* **TASK DIRECTIONS**: Write out the records that appear below, verbatim and complete, but without pictures.
■ ■ ■
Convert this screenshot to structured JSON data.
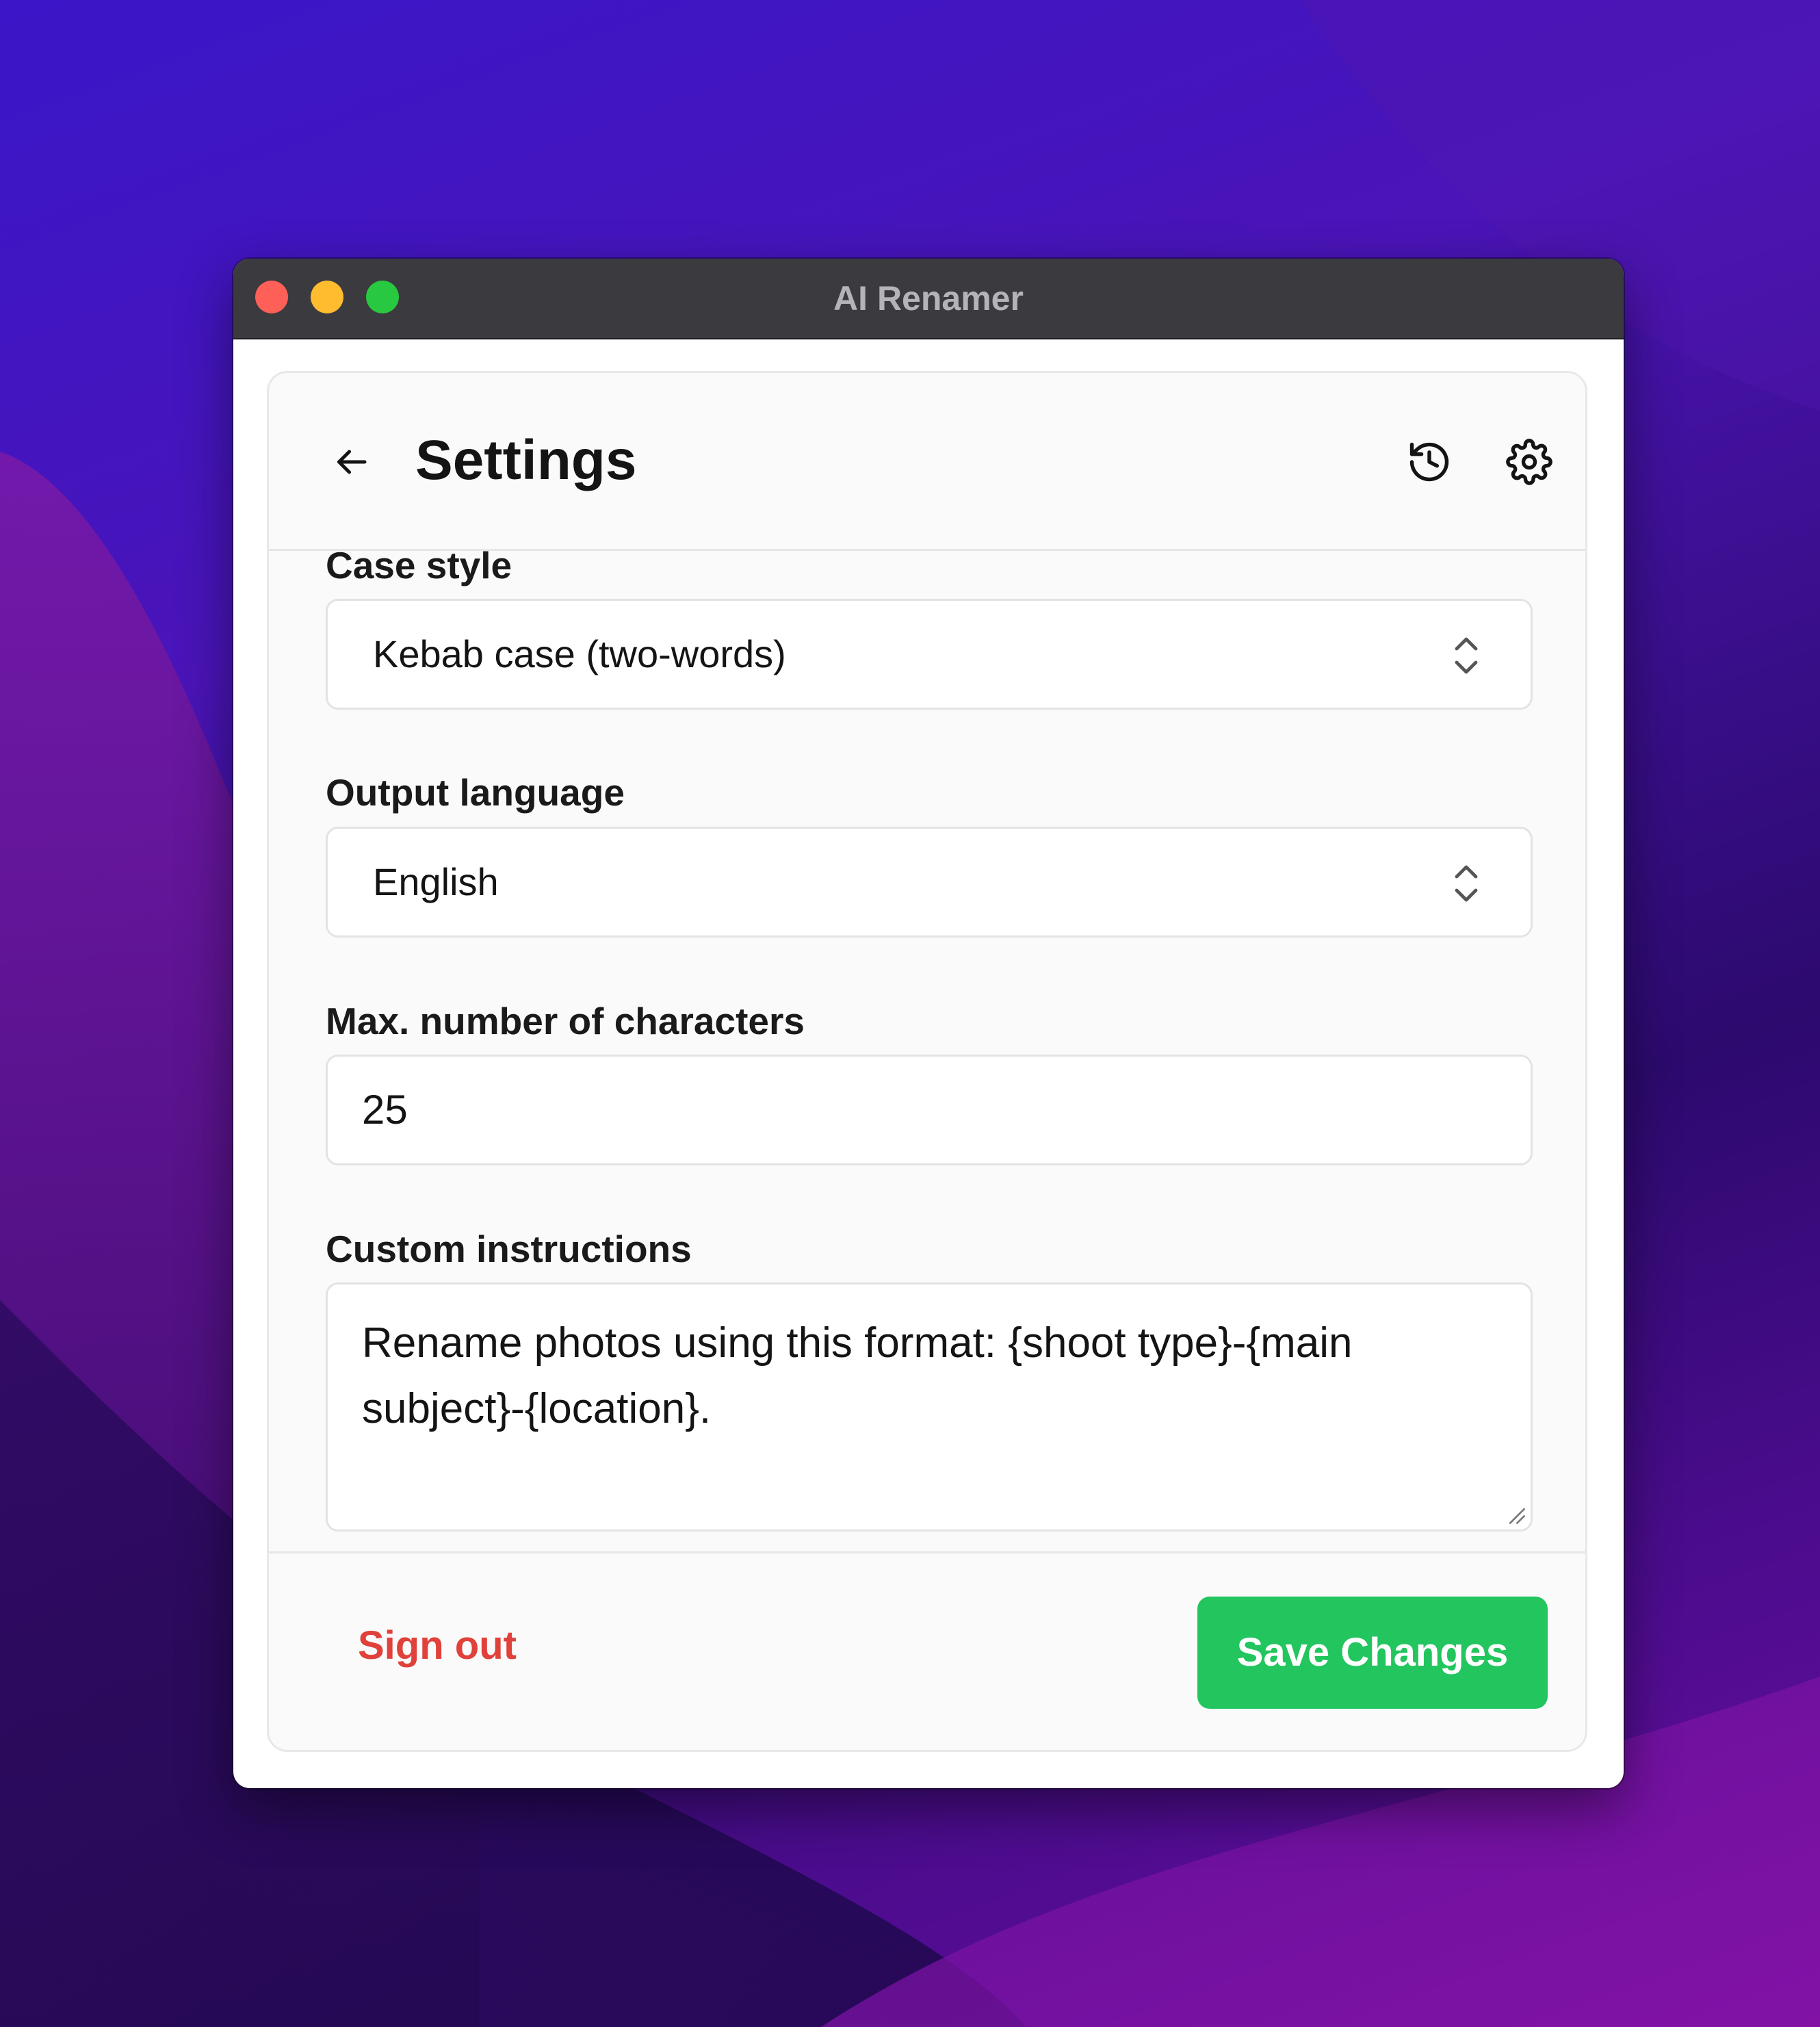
{
  "window": {
    "title": "AI Renamer"
  },
  "header": {
    "title": "Settings",
    "icons": [
      "arrow-left-icon",
      "history-icon",
      "gear-icon"
    ]
  },
  "fields": {
    "case_style": {
      "label": "Case style",
      "value": "Kebab case (two-words)"
    },
    "output_language": {
      "label": "Output language",
      "value": "English"
    },
    "max_chars": {
      "label": "Max. number of characters",
      "value": "25"
    },
    "custom_instructions": {
      "label": "Custom instructions",
      "value": "Rename photos using this format: {shoot type}-{main subject}-{location}."
    }
  },
  "footer": {
    "sign_out_label": "Sign out",
    "save_label": "Save Changes"
  },
  "colors": {
    "accent": "#22c55e",
    "danger": "#e0413a",
    "titlebar": "#3a3a3f"
  }
}
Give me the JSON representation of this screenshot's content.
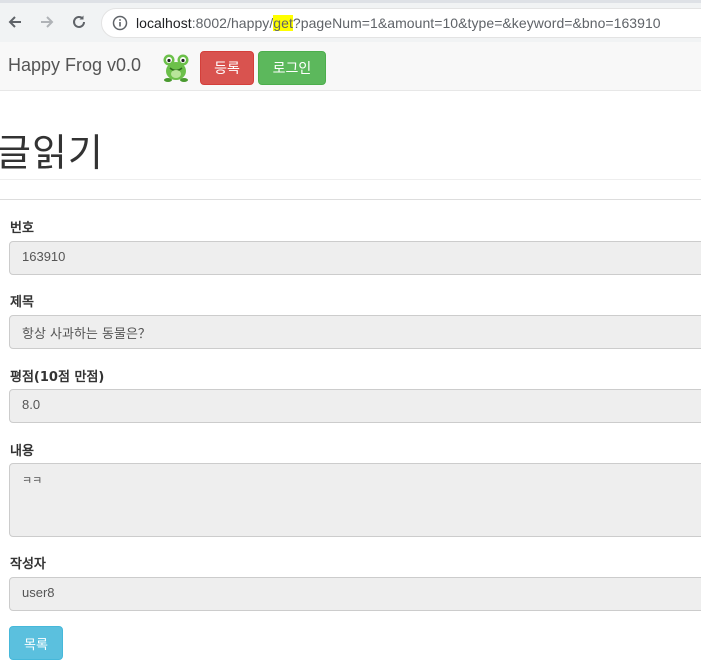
{
  "browser": {
    "url_host": "localhost",
    "url_port_path_pre": ":8002/happy/",
    "url_highlight": "get",
    "url_query": "?pageNum=1&amount=10&type=&keyword=&bno=163910"
  },
  "navbar": {
    "brand": "Happy Frog v0.0",
    "register_label": "등록",
    "login_label": "로그인"
  },
  "page": {
    "title": "글읽기"
  },
  "form": {
    "bno_label": "번호",
    "bno_value": "163910",
    "title_label": "제목",
    "title_value": "항상 사과하는 동물은？",
    "rating_label": "평점(10점 만점)",
    "rating_value": "8.0",
    "content_label": "내용",
    "content_value": "ㅋㅋ",
    "writer_label": "작성자",
    "writer_value": "user8",
    "list_label": "목록"
  },
  "colors": {
    "danger": "#d9534f",
    "success": "#5cb85c",
    "info": "#5bc0de",
    "highlight": "#ffff00"
  }
}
■ ■ ■
* **RESPONSE FOR THIS EXERCISE**:
Convert this screenshot to structured JSON data.
{
  "window": {
    "title": "AI Renamer"
  },
  "header": {
    "title": "Settings",
    "icons": [
      "arrow-left-icon",
      "history-icon",
      "gear-icon"
    ]
  },
  "fields": {
    "case_style": {
      "label": "Case style",
      "value": "Kebab case (two-words)"
    },
    "output_language": {
      "label": "Output language",
      "value": "English"
    },
    "max_chars": {
      "label": "Max. number of characters",
      "value": "25"
    },
    "custom_instructions": {
      "label": "Custom instructions",
      "value": "Rename photos using this format: {shoot type}-{main subject}-{location}."
    }
  },
  "footer": {
    "sign_out_label": "Sign out",
    "save_label": "Save Changes"
  },
  "colors": {
    "accent": "#22c55e",
    "danger": "#e0413a",
    "titlebar": "#3a3a3f"
  }
}
Give me the JSON representation of this screenshot's content.
{
  "browser": {
    "url_host": "localhost",
    "url_port_path_pre": ":8002/happy/",
    "url_highlight": "get",
    "url_query": "?pageNum=1&amount=10&type=&keyword=&bno=163910"
  },
  "navbar": {
    "brand": "Happy Frog v0.0",
    "register_label": "등록",
    "login_label": "로그인"
  },
  "page": {
    "title": "글읽기"
  },
  "form": {
    "bno_label": "번호",
    "bno_value": "163910",
    "title_label": "제목",
    "title_value": "항상 사과하는 동물은？",
    "rating_label": "평점(10점 만점)",
    "rating_value": "8.0",
    "content_label": "내용",
    "content_value": "ㅋㅋ",
    "writer_label": "작성자",
    "writer_value": "user8",
    "list_label": "목록"
  },
  "colors": {
    "danger": "#d9534f",
    "success": "#5cb85c",
    "info": "#5bc0de",
    "highlight": "#ffff00"
  }
}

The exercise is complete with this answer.